>> START

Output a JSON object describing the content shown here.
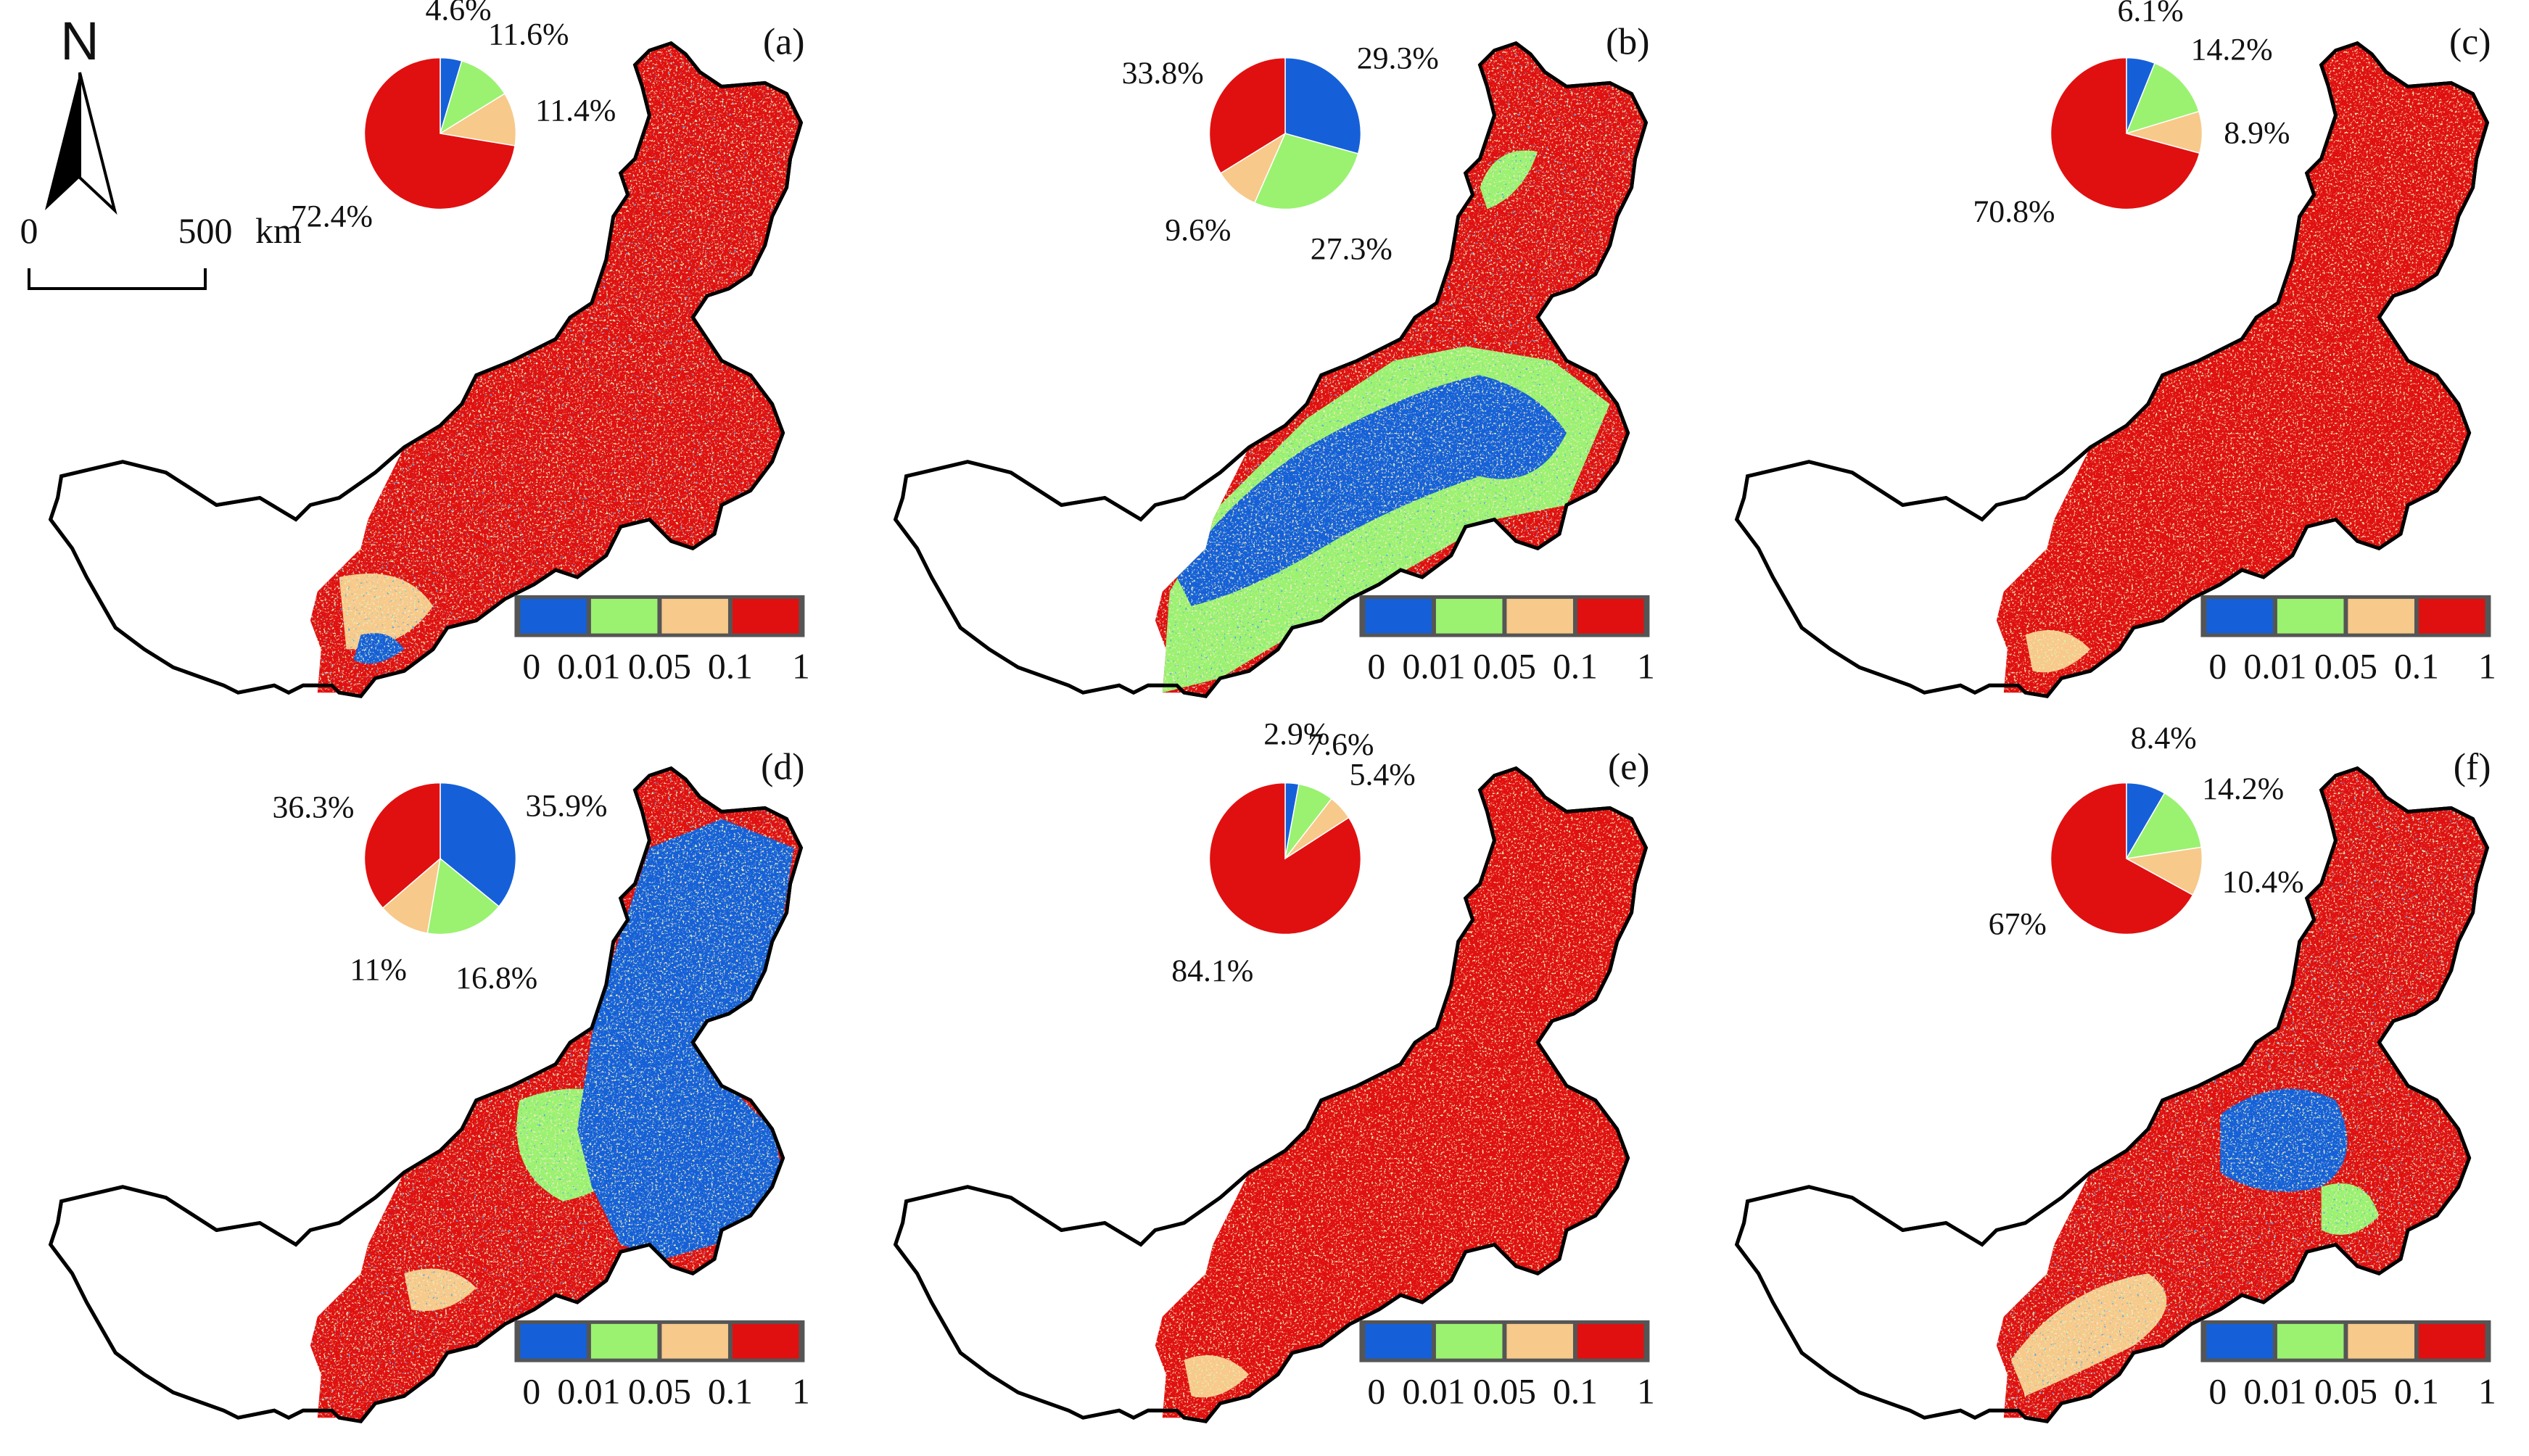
{
  "colors": {
    "class_0_0.01": "#1560d8",
    "class_0.01_0.05": "#9af270",
    "class_0.05_0.1": "#f7c98a",
    "class_0.1_1": "#e01010",
    "outline": "#000000",
    "legend_frame": "#555555"
  },
  "north_arrow": {
    "letter": "N"
  },
  "scale_bar": {
    "start": "0",
    "end": "500",
    "unit": "km"
  },
  "legend": {
    "ticks": [
      "0",
      "0.01",
      "0.05",
      "0.1",
      "1"
    ]
  },
  "panels": [
    {
      "id": "a",
      "label": "(a)",
      "dominant": "red-mix",
      "pie": [
        {
          "cls": "class_0_0.01",
          "value": 4.6,
          "label": "4.6%"
        },
        {
          "cls": "class_0.01_0.05",
          "value": 11.6,
          "label": "11.6%"
        },
        {
          "cls": "class_0.05_0.1",
          "value": 11.4,
          "label": "11.4%"
        },
        {
          "cls": "class_0.1_1",
          "value": 72.4,
          "label": "72.4%"
        }
      ]
    },
    {
      "id": "b",
      "label": "(b)",
      "dominant": "blue-west",
      "pie": [
        {
          "cls": "class_0_0.01",
          "value": 29.3,
          "label": "29.3%"
        },
        {
          "cls": "class_0.01_0.05",
          "value": 27.3,
          "label": "27.3%"
        },
        {
          "cls": "class_0.05_0.1",
          "value": 9.6,
          "label": "9.6%"
        },
        {
          "cls": "class_0.1_1",
          "value": 33.8,
          "label": "33.8%"
        }
      ]
    },
    {
      "id": "c",
      "label": "(c)",
      "dominant": "red-solid",
      "pie": [
        {
          "cls": "class_0_0.01",
          "value": 6.1,
          "label": "6.1%"
        },
        {
          "cls": "class_0.01_0.05",
          "value": 14.2,
          "label": "14.2%"
        },
        {
          "cls": "class_0.05_0.1",
          "value": 8.9,
          "label": "8.9%"
        },
        {
          "cls": "class_0.1_1",
          "value": 70.8,
          "label": "70.8%"
        }
      ]
    },
    {
      "id": "d",
      "label": "(d)",
      "dominant": "blue-east",
      "pie": [
        {
          "cls": "class_0_0.01",
          "value": 35.9,
          "label": "35.9%"
        },
        {
          "cls": "class_0.01_0.05",
          "value": 16.8,
          "label": "16.8%"
        },
        {
          "cls": "class_0.05_0.1",
          "value": 11,
          "label": "11%"
        },
        {
          "cls": "class_0.1_1",
          "value": 36.3,
          "label": "36.3%"
        }
      ]
    },
    {
      "id": "e",
      "label": "(e)",
      "dominant": "red-solid",
      "pie": [
        {
          "cls": "class_0_0.01",
          "value": 2.9,
          "label": "2.9%"
        },
        {
          "cls": "class_0.01_0.05",
          "value": 7.6,
          "label": "7.6%"
        },
        {
          "cls": "class_0.05_0.1",
          "value": 5.4,
          "label": "5.4%"
        },
        {
          "cls": "class_0.1_1",
          "value": 84.1,
          "label": "84.1%"
        }
      ]
    },
    {
      "id": "f",
      "label": "(f)",
      "dominant": "blue-central",
      "pie": [
        {
          "cls": "class_0_0.01",
          "value": 8.4,
          "label": "8.4%"
        },
        {
          "cls": "class_0.01_0.05",
          "value": 14.2,
          "label": "14.2%"
        },
        {
          "cls": "class_0.05_0.1",
          "value": 10.4,
          "label": "10.4%"
        },
        {
          "cls": "class_0.1_1",
          "value": 67,
          "label": "67%"
        }
      ]
    }
  ]
}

>> END

Given problem: Your job is to transcribe the entries above exactly; skip the pictures.

Answer for the task:
Output a JSON object describing the content shown here.
{
  "colors": {
    "class_0_0.01": "#1560d8",
    "class_0.01_0.05": "#9af270",
    "class_0.05_0.1": "#f7c98a",
    "class_0.1_1": "#e01010",
    "outline": "#000000",
    "legend_frame": "#555555"
  },
  "north_arrow": {
    "letter": "N"
  },
  "scale_bar": {
    "start": "0",
    "end": "500",
    "unit": "km"
  },
  "legend": {
    "ticks": [
      "0",
      "0.01",
      "0.05",
      "0.1",
      "1"
    ]
  },
  "panels": [
    {
      "id": "a",
      "label": "(a)",
      "dominant": "red-mix",
      "pie": [
        {
          "cls": "class_0_0.01",
          "value": 4.6,
          "label": "4.6%"
        },
        {
          "cls": "class_0.01_0.05",
          "value": 11.6,
          "label": "11.6%"
        },
        {
          "cls": "class_0.05_0.1",
          "value": 11.4,
          "label": "11.4%"
        },
        {
          "cls": "class_0.1_1",
          "value": 72.4,
          "label": "72.4%"
        }
      ]
    },
    {
      "id": "b",
      "label": "(b)",
      "dominant": "blue-west",
      "pie": [
        {
          "cls": "class_0_0.01",
          "value": 29.3,
          "label": "29.3%"
        },
        {
          "cls": "class_0.01_0.05",
          "value": 27.3,
          "label": "27.3%"
        },
        {
          "cls": "class_0.05_0.1",
          "value": 9.6,
          "label": "9.6%"
        },
        {
          "cls": "class_0.1_1",
          "value": 33.8,
          "label": "33.8%"
        }
      ]
    },
    {
      "id": "c",
      "label": "(c)",
      "dominant": "red-solid",
      "pie": [
        {
          "cls": "class_0_0.01",
          "value": 6.1,
          "label": "6.1%"
        },
        {
          "cls": "class_0.01_0.05",
          "value": 14.2,
          "label": "14.2%"
        },
        {
          "cls": "class_0.05_0.1",
          "value": 8.9,
          "label": "8.9%"
        },
        {
          "cls": "class_0.1_1",
          "value": 70.8,
          "label": "70.8%"
        }
      ]
    },
    {
      "id": "d",
      "label": "(d)",
      "dominant": "blue-east",
      "pie": [
        {
          "cls": "class_0_0.01",
          "value": 35.9,
          "label": "35.9%"
        },
        {
          "cls": "class_0.01_0.05",
          "value": 16.8,
          "label": "16.8%"
        },
        {
          "cls": "class_0.05_0.1",
          "value": 11,
          "label": "11%"
        },
        {
          "cls": "class_0.1_1",
          "value": 36.3,
          "label": "36.3%"
        }
      ]
    },
    {
      "id": "e",
      "label": "(e)",
      "dominant": "red-solid",
      "pie": [
        {
          "cls": "class_0_0.01",
          "value": 2.9,
          "label": "2.9%"
        },
        {
          "cls": "class_0.01_0.05",
          "value": 7.6,
          "label": "7.6%"
        },
        {
          "cls": "class_0.05_0.1",
          "value": 5.4,
          "label": "5.4%"
        },
        {
          "cls": "class_0.1_1",
          "value": 84.1,
          "label": "84.1%"
        }
      ]
    },
    {
      "id": "f",
      "label": "(f)",
      "dominant": "blue-central",
      "pie": [
        {
          "cls": "class_0_0.01",
          "value": 8.4,
          "label": "8.4%"
        },
        {
          "cls": "class_0.01_0.05",
          "value": 14.2,
          "label": "14.2%"
        },
        {
          "cls": "class_0.05_0.1",
          "value": 10.4,
          "label": "10.4%"
        },
        {
          "cls": "class_0.1_1",
          "value": 67,
          "label": "67%"
        }
      ]
    }
  ]
}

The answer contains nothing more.